▸ Given entries:

___

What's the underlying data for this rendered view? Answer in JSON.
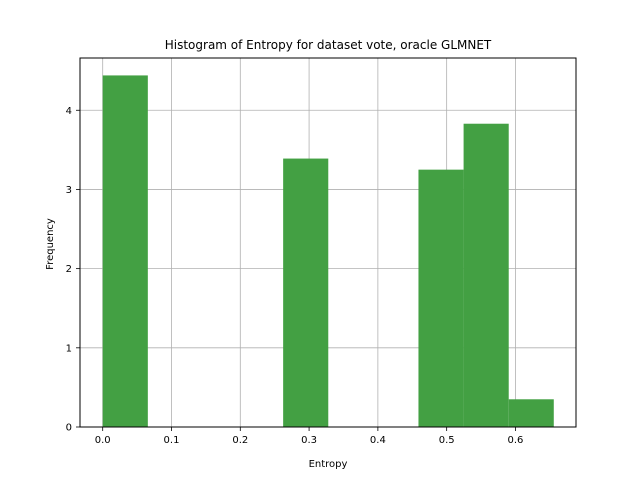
{
  "chart_data": {
    "type": "bar",
    "title": "Histogram of Entropy for dataset vote, oracle GLMNET",
    "xlabel": "Entropy",
    "ylabel": "Frequency",
    "xlim": [
      -0.033,
      0.688
    ],
    "ylim": [
      0,
      4.66
    ],
    "grid": true,
    "bar_color": "#43a043",
    "bins": [
      {
        "x0": 0.0,
        "x1": 0.0656,
        "value": 4.44
      },
      {
        "x0": 0.0656,
        "x1": 0.1311,
        "value": 0
      },
      {
        "x0": 0.1311,
        "x1": 0.1967,
        "value": 0
      },
      {
        "x0": 0.1967,
        "x1": 0.2623,
        "value": 0
      },
      {
        "x0": 0.2623,
        "x1": 0.3279,
        "value": 3.39
      },
      {
        "x0": 0.3279,
        "x1": 0.3934,
        "value": 0
      },
      {
        "x0": 0.3934,
        "x1": 0.459,
        "value": 0
      },
      {
        "x0": 0.459,
        "x1": 0.5246,
        "value": 3.25
      },
      {
        "x0": 0.5246,
        "x1": 0.5902,
        "value": 3.83
      },
      {
        "x0": 0.5902,
        "x1": 0.6557,
        "value": 0.35
      }
    ],
    "xticks": [
      0.0,
      0.1,
      0.2,
      0.3,
      0.4,
      0.5,
      0.6
    ],
    "xtick_labels": [
      "0.0",
      "0.1",
      "0.2",
      "0.3",
      "0.4",
      "0.5",
      "0.6"
    ],
    "yticks": [
      0,
      1,
      2,
      3,
      4
    ],
    "ytick_labels": [
      "0",
      "1",
      "2",
      "3",
      "4"
    ]
  }
}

___

▸ Requirement: State how many lines include the string "Entropy". Give no other information.

▸ Answer for this exercise: 2